> **PROMPT**:
Anywhere the string "nebo" shows up in the listing below, copy the line it is in.

> **SUPPLIED RECORDS**:
▬▬▬▬▬▬
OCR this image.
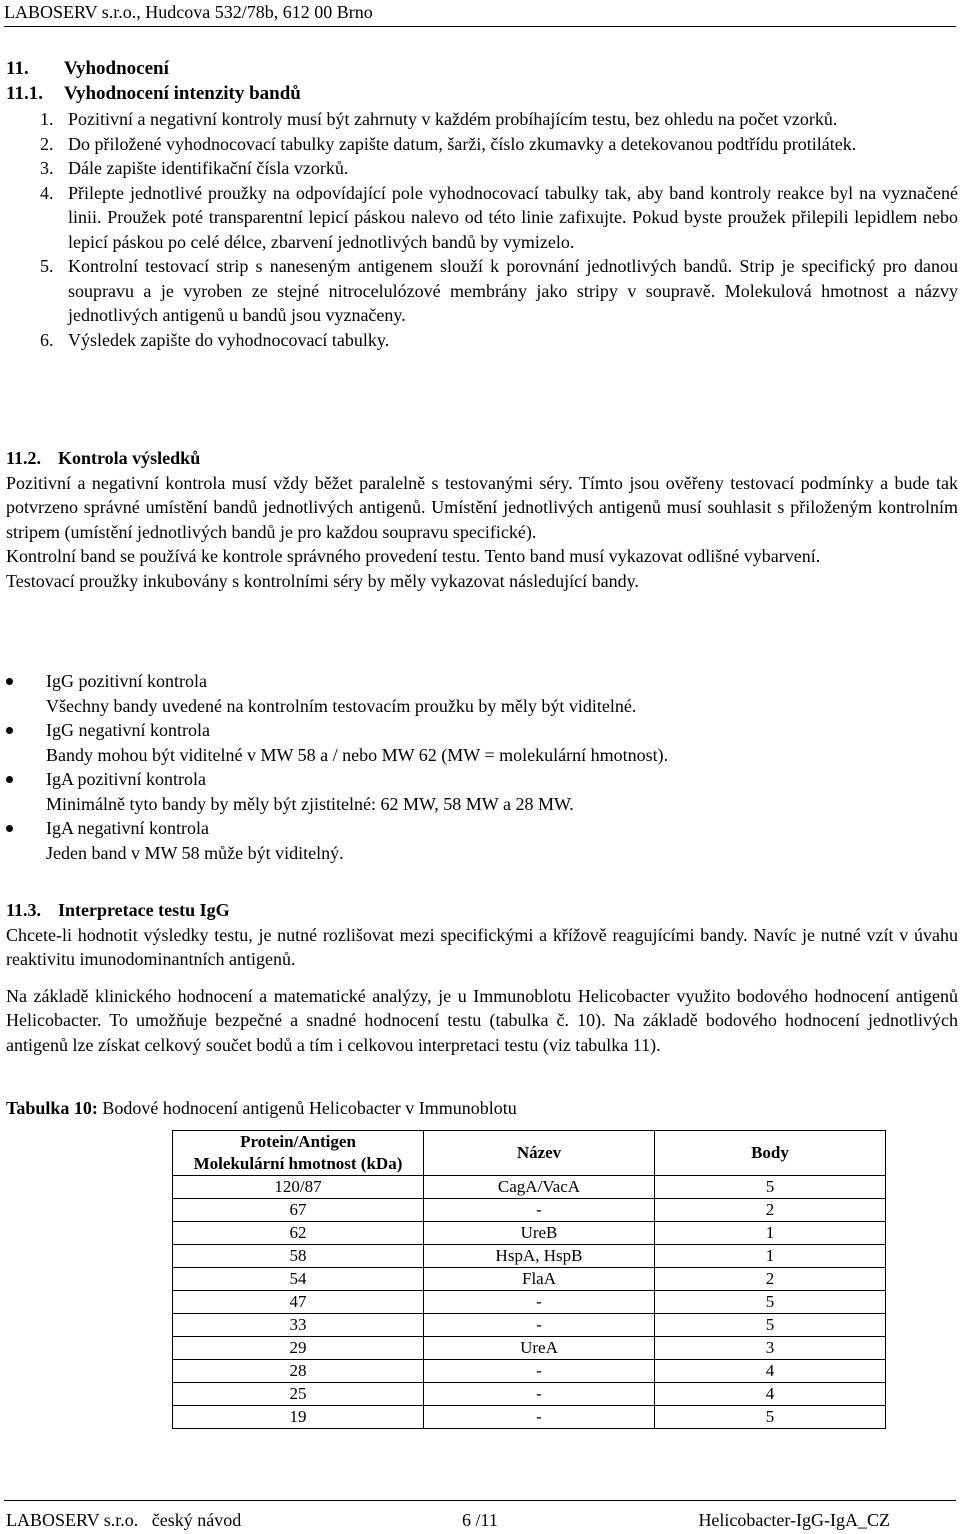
LABOSERV s.r.o., Hudcova 532/78b, 612 00 Brno
11. Vyhodnocení
11.1. Vyhodnocení intenzity bandů
1. Pozitivní a negativní kontroly musí být zahrnuty v každém probíhajícím testu, bez ohledu na počet vzorků.
2. Do přiložené vyhodnocovací tabulky zapište datum, šarži, číslo zkumavky a detekovanou podtřídu protilátek.
3. Dále zapište identifikační čísla vzorků.
4. Přilepte jednotlivé proužky na odpovídající pole vyhodnocovací tabulky tak, aby band kontroly reakce byl na vyznačené linii. Proužek poté transparentní lepicí páskou nalevo od této linie zafixujte. Pokud byste proužek přilepili lepidlem nebo lepicí páskou po celé délce, zbarvení jednotlivých bandů by vymizelo.
5. Kontrolní testovací strip s naneseným antigenem slouží k porovnání jednotlivých bandů. Strip je specifický pro danou soupravu a je vyroben ze stejné nitrocelulózové membrány jako stripy v soupravě. Molekulová hmotnost a názvy jednotlivých antigenů u bandů jsou vyznačeny.
6. Výsledek zapište do vyhodnocovací tabulky.
11.2. Kontrola výsledků
Pozitivní a negativní kontrola musí vždy běžet paralelně s testovanými séry. Tímto jsou ověřeny testovací podmínky a bude tak potvrzeno správné umístění bandů jednotlivých antigenů. Umístění jednotlivých antigenů musí souhlasit s přiloženým kontrolním stripem (umístění jednotlivých bandů je pro každou soupravu specifické).
Kontrolní band se používá ke kontrole správného provedení testu. Tento band musí vykazovat odlišné vybarvení.
Testovací proužky inkubovány s kontrolními séry by měly vykazovat následující bandy.
IgG pozitivní kontrola
Všechny bandy uvedené na kontrolním testovacím proužku by měly být viditelné.
IgG negativní kontrola
Bandy mohou být viditelné v MW 58 a / nebo MW 62 (MW = molekulární hmotnost).
IgA pozitivní kontrola
Minimálně tyto bandy by měly být zjistitelné: 62 MW, 58 MW a 28 MW.
IgA negativní kontrola
Jeden band v MW 58 může být viditelný.
11.3. Interpretace testu IgG
Chcete-li hodnotit výsledky testu, je nutné rozlišovat mezi specifickými a křížově reagujícími bandy. Navíc je nutné vzít v úvahu reaktivitu imunodominantních antigenů.
Na základě klinického hodnocení a matematické analýzy, je u Immunoblotu Helicobacter využito bodového hodnocení antigenů Helicobacter. To umožňuje bezpečné a snadné hodnocení testu (tabulka č. 10). Na základě bodového hodnocení jednotlivých antigenů lze získat celkový součet bodů a tím i celkovou interpretaci testu (viz tabulka 11).
Tabulka 10: Bodové hodnocení antigenů Helicobacter v Immunoblotu
Protein/Antigen
Molekulární hmotnost (kDa)	Název	Body
120/87	CagA/VacA	5
67	-	2
62	UreB	1
58	HspA, HspB	1
54	FlaA	2
47	-	5
33	-	5
29	UreA	3
28	-	4
25	-	4
19	-	5
LABOSERV s.r.o.   český návod	6 /11	Helicobacter-IgG-IgA_CZ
▬▬▬▬▬▬
> **EXERCISE RESULT**:
4. Přilepte jednotlivé proužky na odpovídající pole vyhodnocovací tabulky tak, aby band kontroly reakce byl na vyznačené linii. Proužek poté transparentní lepicí páskou nalevo od této linie zafixujte. Pokud byste proužek přilepili lepidlem nebo lepicí páskou po celé délce, zbarvení jednotlivých bandů by vymizelo.
Bandy mohou být viditelné v MW 58 a / nebo MW 62 (MW = molekulární hmotnost).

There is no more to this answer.